___ SUPPLIED MATERIAL
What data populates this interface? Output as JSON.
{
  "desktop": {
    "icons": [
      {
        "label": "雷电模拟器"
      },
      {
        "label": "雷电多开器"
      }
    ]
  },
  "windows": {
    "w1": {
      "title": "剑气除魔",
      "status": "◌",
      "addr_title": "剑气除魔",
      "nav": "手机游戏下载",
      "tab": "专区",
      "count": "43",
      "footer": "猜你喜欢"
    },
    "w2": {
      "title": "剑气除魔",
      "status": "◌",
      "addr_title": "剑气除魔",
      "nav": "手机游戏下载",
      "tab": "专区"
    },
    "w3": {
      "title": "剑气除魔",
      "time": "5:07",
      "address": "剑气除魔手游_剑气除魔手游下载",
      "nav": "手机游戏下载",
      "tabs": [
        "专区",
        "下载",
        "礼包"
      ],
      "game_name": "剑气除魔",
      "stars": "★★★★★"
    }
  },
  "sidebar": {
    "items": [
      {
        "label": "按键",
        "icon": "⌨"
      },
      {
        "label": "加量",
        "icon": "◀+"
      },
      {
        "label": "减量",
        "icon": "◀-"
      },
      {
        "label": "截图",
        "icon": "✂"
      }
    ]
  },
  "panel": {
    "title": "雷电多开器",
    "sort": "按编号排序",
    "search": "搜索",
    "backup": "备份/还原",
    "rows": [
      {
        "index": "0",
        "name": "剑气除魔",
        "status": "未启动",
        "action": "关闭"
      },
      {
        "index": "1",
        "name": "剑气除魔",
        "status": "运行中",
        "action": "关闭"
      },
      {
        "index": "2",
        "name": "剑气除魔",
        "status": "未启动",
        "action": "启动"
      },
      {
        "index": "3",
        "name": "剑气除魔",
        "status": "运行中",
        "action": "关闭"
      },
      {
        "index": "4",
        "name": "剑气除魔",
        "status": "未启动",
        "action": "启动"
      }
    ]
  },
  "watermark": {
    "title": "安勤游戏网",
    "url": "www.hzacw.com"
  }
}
______
AIM: Extract each entry in full, exactly as given.

ANSWER TO THIS TASK:
What data populates this interface? Output as JSON.
{
  "desktop": {
    "icons": [
      {
        "label": "雷电模拟器"
      },
      {
        "label": "雷电多开器"
      }
    ]
  },
  "windows": {
    "w1": {
      "title": "剑气除魔",
      "status": "◌",
      "addr_title": "剑气除魔",
      "nav": "手机游戏下载",
      "tab": "专区",
      "count": "43",
      "footer": "猜你喜欢"
    },
    "w2": {
      "title": "剑气除魔",
      "status": "◌",
      "addr_title": "剑气除魔",
      "nav": "手机游戏下载",
      "tab": "专区"
    },
    "w3": {
      "title": "剑气除魔",
      "time": "5:07",
      "address": "剑气除魔手游_剑气除魔手游下载",
      "nav": "手机游戏下载",
      "tabs": [
        "专区",
        "下载",
        "礼包"
      ],
      "game_name": "剑气除魔",
      "stars": "★★★★★"
    }
  },
  "sidebar": {
    "items": [
      {
        "label": "按键",
        "icon": "⌨"
      },
      {
        "label": "加量",
        "icon": "◀+"
      },
      {
        "label": "减量",
        "icon": "◀-"
      },
      {
        "label": "截图",
        "icon": "✂"
      }
    ]
  },
  "panel": {
    "title": "雷电多开器",
    "sort": "按编号排序",
    "search": "搜索",
    "backup": "备份/还原",
    "rows": [
      {
        "index": "0",
        "name": "剑气除魔",
        "status": "未启动",
        "action": "关闭"
      },
      {
        "index": "1",
        "name": "剑气除魔",
        "status": "运行中",
        "action": "关闭"
      },
      {
        "index": "2",
        "name": "剑气除魔",
        "status": "未启动",
        "action": "启动"
      },
      {
        "index": "3",
        "name": "剑气除魔",
        "status": "运行中",
        "action": "关闭"
      },
      {
        "index": "4",
        "name": "剑气除魔",
        "status": "未启动",
        "action": "启动"
      }
    ]
  },
  "watermark": {
    "title": "安勤游戏网",
    "url": "www.hzacw.com"
  }
}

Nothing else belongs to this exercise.